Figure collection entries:
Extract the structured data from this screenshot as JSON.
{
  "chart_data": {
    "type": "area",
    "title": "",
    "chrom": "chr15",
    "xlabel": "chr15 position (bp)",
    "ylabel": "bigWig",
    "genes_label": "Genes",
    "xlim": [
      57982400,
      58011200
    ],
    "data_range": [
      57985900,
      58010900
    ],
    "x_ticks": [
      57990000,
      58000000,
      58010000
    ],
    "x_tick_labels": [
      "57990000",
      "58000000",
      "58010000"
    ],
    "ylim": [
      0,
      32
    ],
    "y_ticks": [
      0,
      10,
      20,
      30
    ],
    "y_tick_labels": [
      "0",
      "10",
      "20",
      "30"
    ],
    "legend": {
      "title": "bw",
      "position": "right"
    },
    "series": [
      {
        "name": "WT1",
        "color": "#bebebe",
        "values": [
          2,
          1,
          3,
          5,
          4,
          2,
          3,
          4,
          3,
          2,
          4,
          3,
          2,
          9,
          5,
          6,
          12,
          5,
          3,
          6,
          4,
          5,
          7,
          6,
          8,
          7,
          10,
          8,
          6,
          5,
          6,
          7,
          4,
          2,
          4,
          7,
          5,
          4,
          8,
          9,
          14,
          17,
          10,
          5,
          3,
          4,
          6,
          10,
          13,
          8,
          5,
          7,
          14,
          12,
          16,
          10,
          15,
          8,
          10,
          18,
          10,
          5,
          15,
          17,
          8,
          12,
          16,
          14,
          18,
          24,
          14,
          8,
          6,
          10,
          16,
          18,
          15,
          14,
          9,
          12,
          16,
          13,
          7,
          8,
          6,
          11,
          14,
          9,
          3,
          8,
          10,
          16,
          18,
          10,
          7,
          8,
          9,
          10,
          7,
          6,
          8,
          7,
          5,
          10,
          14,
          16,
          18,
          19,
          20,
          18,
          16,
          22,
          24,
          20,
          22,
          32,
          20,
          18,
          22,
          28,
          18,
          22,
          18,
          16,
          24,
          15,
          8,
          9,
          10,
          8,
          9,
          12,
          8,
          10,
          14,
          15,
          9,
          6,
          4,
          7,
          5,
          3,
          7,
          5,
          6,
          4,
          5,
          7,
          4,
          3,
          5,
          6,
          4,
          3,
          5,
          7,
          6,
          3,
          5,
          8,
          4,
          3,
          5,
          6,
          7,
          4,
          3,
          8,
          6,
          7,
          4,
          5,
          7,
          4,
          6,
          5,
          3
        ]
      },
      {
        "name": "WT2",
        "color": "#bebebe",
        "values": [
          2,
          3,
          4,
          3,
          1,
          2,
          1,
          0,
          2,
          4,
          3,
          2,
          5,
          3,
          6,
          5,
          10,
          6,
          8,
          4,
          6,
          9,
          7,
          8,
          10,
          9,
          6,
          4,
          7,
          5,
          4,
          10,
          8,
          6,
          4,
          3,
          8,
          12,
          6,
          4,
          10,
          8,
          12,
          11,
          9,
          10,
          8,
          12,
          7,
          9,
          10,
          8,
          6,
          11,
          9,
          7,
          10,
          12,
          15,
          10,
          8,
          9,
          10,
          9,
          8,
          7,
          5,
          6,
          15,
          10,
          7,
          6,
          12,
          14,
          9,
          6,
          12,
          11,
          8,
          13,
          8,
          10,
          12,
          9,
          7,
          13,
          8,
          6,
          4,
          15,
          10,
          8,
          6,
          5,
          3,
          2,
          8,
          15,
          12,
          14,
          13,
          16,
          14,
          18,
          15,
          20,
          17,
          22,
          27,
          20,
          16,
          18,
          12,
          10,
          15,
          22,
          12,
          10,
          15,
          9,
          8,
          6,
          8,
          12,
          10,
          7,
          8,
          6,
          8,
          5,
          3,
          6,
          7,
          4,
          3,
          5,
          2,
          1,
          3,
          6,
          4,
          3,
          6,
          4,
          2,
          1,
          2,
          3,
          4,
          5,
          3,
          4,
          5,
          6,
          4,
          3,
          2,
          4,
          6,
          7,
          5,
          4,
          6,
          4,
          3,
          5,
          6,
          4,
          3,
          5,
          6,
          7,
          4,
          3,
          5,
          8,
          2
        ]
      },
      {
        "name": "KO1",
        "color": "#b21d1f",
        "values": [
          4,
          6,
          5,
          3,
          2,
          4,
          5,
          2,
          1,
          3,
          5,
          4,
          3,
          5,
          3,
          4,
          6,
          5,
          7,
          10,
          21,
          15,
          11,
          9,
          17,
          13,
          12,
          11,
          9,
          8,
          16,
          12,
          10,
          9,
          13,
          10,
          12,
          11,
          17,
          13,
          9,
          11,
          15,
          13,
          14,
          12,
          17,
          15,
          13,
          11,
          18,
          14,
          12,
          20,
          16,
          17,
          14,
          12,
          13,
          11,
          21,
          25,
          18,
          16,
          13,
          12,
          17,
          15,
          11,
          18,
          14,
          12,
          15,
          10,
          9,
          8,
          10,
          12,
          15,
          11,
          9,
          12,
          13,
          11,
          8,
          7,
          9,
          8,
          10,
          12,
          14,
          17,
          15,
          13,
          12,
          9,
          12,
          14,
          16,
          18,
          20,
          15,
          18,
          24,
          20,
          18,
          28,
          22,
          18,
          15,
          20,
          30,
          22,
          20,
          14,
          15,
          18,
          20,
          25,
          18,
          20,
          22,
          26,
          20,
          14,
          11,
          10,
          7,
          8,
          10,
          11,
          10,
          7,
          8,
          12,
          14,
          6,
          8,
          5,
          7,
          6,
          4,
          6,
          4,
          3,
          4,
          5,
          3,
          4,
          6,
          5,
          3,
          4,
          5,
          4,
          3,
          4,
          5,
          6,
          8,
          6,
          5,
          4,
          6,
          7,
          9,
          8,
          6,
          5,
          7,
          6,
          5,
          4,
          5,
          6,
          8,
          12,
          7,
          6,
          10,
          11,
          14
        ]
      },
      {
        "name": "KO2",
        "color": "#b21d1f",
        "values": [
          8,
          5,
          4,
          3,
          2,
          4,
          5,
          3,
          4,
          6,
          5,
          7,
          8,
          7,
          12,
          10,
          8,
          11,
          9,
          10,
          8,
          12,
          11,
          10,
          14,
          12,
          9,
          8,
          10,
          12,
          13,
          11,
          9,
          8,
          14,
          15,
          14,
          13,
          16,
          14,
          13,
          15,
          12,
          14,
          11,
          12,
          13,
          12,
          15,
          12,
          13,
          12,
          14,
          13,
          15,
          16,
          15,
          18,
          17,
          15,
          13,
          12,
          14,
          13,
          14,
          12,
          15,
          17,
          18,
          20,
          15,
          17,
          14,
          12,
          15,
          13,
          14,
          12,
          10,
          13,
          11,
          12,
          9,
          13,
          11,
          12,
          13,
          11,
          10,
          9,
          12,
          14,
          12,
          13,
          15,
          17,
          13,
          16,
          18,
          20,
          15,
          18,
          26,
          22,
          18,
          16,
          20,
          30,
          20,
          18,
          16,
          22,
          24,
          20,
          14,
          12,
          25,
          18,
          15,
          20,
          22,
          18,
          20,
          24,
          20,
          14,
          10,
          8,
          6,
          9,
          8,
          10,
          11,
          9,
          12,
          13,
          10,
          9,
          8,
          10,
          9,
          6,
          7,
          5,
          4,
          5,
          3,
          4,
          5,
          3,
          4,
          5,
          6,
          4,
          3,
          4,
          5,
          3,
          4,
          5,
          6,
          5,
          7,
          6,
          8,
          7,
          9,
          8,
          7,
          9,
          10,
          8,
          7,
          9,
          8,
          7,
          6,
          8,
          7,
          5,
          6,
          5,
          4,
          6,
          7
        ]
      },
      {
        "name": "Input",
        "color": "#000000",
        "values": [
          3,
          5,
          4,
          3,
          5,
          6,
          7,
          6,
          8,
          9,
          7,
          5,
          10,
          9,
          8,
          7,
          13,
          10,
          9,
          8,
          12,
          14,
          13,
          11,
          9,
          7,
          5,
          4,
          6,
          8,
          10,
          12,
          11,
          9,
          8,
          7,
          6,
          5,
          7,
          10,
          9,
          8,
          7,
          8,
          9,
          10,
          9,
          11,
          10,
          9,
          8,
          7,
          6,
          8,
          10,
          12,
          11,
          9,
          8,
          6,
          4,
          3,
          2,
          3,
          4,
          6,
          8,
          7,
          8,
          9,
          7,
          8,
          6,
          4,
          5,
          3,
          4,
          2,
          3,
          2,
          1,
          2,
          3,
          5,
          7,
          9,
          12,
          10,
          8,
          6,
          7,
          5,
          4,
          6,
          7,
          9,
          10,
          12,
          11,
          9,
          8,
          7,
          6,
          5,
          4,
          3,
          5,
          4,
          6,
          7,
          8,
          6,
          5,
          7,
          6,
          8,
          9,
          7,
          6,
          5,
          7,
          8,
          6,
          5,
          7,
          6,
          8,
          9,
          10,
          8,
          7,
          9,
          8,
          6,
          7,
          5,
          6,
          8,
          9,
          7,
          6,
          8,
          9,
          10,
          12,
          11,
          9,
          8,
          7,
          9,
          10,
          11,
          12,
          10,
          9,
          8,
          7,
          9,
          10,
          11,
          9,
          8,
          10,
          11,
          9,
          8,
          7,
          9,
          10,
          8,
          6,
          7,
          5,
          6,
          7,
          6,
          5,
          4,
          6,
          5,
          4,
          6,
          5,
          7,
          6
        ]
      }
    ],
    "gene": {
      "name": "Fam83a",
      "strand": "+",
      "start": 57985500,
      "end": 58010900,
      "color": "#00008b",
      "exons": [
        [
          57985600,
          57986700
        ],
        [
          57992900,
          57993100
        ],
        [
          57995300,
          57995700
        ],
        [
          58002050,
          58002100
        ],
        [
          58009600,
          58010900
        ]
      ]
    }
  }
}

**Brief:** For every line in the data above that holds "position", return the line itself.

**Exercise response:**
    "xlabel": "chr15 position (bp)",
      "position": "right"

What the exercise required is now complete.